- Material to process:

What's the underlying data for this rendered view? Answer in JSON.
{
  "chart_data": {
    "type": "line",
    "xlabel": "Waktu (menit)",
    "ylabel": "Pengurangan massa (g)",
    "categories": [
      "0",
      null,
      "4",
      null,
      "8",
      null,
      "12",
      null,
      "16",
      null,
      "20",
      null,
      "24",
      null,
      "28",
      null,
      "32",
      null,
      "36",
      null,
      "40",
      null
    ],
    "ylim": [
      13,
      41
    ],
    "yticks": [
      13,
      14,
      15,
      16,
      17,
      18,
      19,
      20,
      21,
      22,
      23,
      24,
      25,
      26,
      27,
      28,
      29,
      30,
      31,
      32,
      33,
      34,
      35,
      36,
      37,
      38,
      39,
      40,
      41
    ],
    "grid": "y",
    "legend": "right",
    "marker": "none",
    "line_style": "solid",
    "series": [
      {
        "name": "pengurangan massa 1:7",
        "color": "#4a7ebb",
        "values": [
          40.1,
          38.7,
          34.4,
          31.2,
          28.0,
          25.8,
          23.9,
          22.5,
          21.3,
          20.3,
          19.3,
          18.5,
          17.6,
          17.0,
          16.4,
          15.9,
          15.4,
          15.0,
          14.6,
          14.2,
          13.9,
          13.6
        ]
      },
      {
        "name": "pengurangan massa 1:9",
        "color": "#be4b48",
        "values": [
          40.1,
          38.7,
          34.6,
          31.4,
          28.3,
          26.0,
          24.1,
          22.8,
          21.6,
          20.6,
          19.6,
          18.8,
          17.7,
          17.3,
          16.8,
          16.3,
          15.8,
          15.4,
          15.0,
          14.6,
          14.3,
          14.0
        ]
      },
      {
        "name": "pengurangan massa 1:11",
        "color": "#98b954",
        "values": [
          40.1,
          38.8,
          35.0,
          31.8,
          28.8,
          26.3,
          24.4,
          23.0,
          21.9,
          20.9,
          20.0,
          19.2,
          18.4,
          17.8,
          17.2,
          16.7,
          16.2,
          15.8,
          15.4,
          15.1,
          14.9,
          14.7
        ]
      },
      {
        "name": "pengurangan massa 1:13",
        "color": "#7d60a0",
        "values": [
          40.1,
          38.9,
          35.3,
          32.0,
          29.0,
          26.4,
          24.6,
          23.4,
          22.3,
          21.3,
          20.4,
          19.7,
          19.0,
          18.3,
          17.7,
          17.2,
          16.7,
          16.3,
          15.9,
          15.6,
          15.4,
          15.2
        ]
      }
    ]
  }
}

- Task details: From the records above, pull out each line that has "name".

- Written answer:
        "name": "pengurangan massa 1:7",
        "name": "pengurangan massa 1:9",
        "name": "pengurangan massa 1:11",
        "name": "pengurangan massa 1:13",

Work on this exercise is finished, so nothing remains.